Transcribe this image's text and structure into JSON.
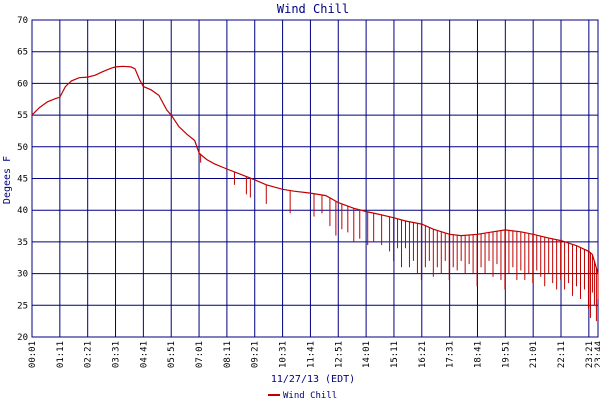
{
  "chart_data": {
    "type": "line",
    "title": "Wind Chill",
    "xlabel": "11/27/13 (EDT)",
    "ylabel": "Degees F",
    "ylim": [
      20,
      70
    ],
    "yticks": [
      20,
      25,
      30,
      35,
      40,
      45,
      50,
      55,
      60,
      65,
      70
    ],
    "x_tick_labels": [
      "00:01",
      "01:11",
      "02:21",
      "03:31",
      "04:41",
      "05:51",
      "07:01",
      "08:11",
      "09:21",
      "10:31",
      "11:41",
      "12:51",
      "14:01",
      "15:11",
      "16:21",
      "17:31",
      "18:41",
      "19:51",
      "21:01",
      "22:11",
      "23:21",
      "23:44"
    ],
    "grid": true,
    "legend": "bottom-center",
    "colors": {
      "series": "#c00000",
      "grid": "#000080",
      "text": "#000080"
    },
    "series": [
      {
        "name": "Wind Chill",
        "trend": [
          [
            "00:01",
            55.0
          ],
          [
            "00:20",
            56.2
          ],
          [
            "00:40",
            57.1
          ],
          [
            "01:00",
            57.6
          ],
          [
            "01:11",
            57.8
          ],
          [
            "01:25",
            59.5
          ],
          [
            "01:40",
            60.4
          ],
          [
            "02:00",
            60.9
          ],
          [
            "02:21",
            61.0
          ],
          [
            "02:40",
            61.3
          ],
          [
            "03:00",
            61.9
          ],
          [
            "03:20",
            62.4
          ],
          [
            "03:31",
            62.6
          ],
          [
            "03:50",
            62.7
          ],
          [
            "04:10",
            62.6
          ],
          [
            "04:20",
            62.3
          ],
          [
            "04:32",
            60.5
          ],
          [
            "04:41",
            59.5
          ],
          [
            "05:00",
            59.0
          ],
          [
            "05:20",
            58.1
          ],
          [
            "05:40",
            55.8
          ],
          [
            "05:51",
            55.0
          ],
          [
            "06:10",
            53.2
          ],
          [
            "06:30",
            52.0
          ],
          [
            "06:50",
            51.0
          ],
          [
            "07:01",
            49.0
          ],
          [
            "07:20",
            48.0
          ],
          [
            "07:40",
            47.3
          ],
          [
            "08:11",
            46.5
          ],
          [
            "08:40",
            45.8
          ],
          [
            "09:21",
            44.8
          ],
          [
            "09:50",
            44.0
          ],
          [
            "10:31",
            43.3
          ],
          [
            "11:00",
            43.0
          ],
          [
            "11:41",
            42.7
          ],
          [
            "12:20",
            42.3
          ],
          [
            "12:51",
            41.2
          ],
          [
            "13:30",
            40.3
          ],
          [
            "14:01",
            39.8
          ],
          [
            "14:30",
            39.4
          ],
          [
            "15:11",
            38.8
          ],
          [
            "15:40",
            38.3
          ],
          [
            "16:21",
            37.8
          ],
          [
            "16:50",
            37.0
          ],
          [
            "17:31",
            36.2
          ],
          [
            "18:00",
            36.0
          ],
          [
            "18:41",
            36.2
          ],
          [
            "19:20",
            36.6
          ],
          [
            "19:51",
            36.9
          ],
          [
            "20:30",
            36.6
          ],
          [
            "21:01",
            36.2
          ],
          [
            "21:40",
            35.6
          ],
          [
            "22:11",
            35.2
          ],
          [
            "22:50",
            34.4
          ],
          [
            "23:21",
            33.5
          ],
          [
            "23:30",
            33.0
          ],
          [
            "23:44",
            30.0
          ]
        ],
        "drops": [
          [
            "07:05",
            47.5
          ],
          [
            "08:30",
            44.0
          ],
          [
            "09:00",
            42.5
          ],
          [
            "09:10",
            42.0
          ],
          [
            "09:50",
            41.0
          ],
          [
            "10:50",
            39.5
          ],
          [
            "11:50",
            39.0
          ],
          [
            "12:10",
            39.5
          ],
          [
            "12:30",
            37.5
          ],
          [
            "12:45",
            36.0
          ],
          [
            "13:00",
            37.0
          ],
          [
            "13:15",
            36.5
          ],
          [
            "13:30",
            35.0
          ],
          [
            "13:45",
            35.5
          ],
          [
            "14:05",
            34.5
          ],
          [
            "14:20",
            35.0
          ],
          [
            "14:40",
            34.5
          ],
          [
            "15:00",
            33.5
          ],
          [
            "15:10",
            32.0
          ],
          [
            "15:20",
            34.0
          ],
          [
            "15:30",
            31.0
          ],
          [
            "15:40",
            34.0
          ],
          [
            "15:50",
            31.0
          ],
          [
            "16:00",
            32.0
          ],
          [
            "16:10",
            30.0
          ],
          [
            "16:20",
            29.0
          ],
          [
            "16:30",
            31.0
          ],
          [
            "16:40",
            32.0
          ],
          [
            "16:50",
            29.5
          ],
          [
            "17:00",
            31.0
          ],
          [
            "17:10",
            30.0
          ],
          [
            "17:20",
            32.0
          ],
          [
            "17:30",
            29.0
          ],
          [
            "17:40",
            31.0
          ],
          [
            "17:50",
            30.5
          ],
          [
            "18:00",
            32.0
          ],
          [
            "18:10",
            30.0
          ],
          [
            "18:20",
            31.5
          ],
          [
            "18:30",
            30.0
          ],
          [
            "18:40",
            28.0
          ],
          [
            "18:50",
            31.0
          ],
          [
            "19:00",
            30.0
          ],
          [
            "19:10",
            32.0
          ],
          [
            "19:20",
            29.5
          ],
          [
            "19:30",
            31.5
          ],
          [
            "19:40",
            29.0
          ],
          [
            "19:50",
            27.5
          ],
          [
            "20:00",
            30.0
          ],
          [
            "20:10",
            31.0
          ],
          [
            "20:20",
            29.0
          ],
          [
            "20:30",
            30.5
          ],
          [
            "20:40",
            29.0
          ],
          [
            "20:50",
            30.0
          ],
          [
            "21:00",
            28.5
          ],
          [
            "21:10",
            30.5
          ],
          [
            "21:20",
            29.5
          ],
          [
            "21:30",
            28.0
          ],
          [
            "21:40",
            30.0
          ],
          [
            "21:50",
            28.5
          ],
          [
            "22:00",
            27.5
          ],
          [
            "22:10",
            29.0
          ],
          [
            "22:20",
            27.5
          ],
          [
            "22:30",
            28.5
          ],
          [
            "22:40",
            26.5
          ],
          [
            "22:50",
            28.0
          ],
          [
            "23:00",
            26.0
          ],
          [
            "23:10",
            27.5
          ],
          [
            "23:20",
            24.5
          ],
          [
            "23:25",
            23.0
          ],
          [
            "23:30",
            27.0
          ],
          [
            "23:35",
            25.0
          ],
          [
            "23:40",
            22.5
          ],
          [
            "23:44",
            26.0
          ]
        ]
      }
    ]
  }
}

→ REQUIRED TASK: Using the records above, find and show each line with the string "text".

→ OUTPUT BELOW:
Transcribe this image's text and structure into JSON.
      "text": "#000080"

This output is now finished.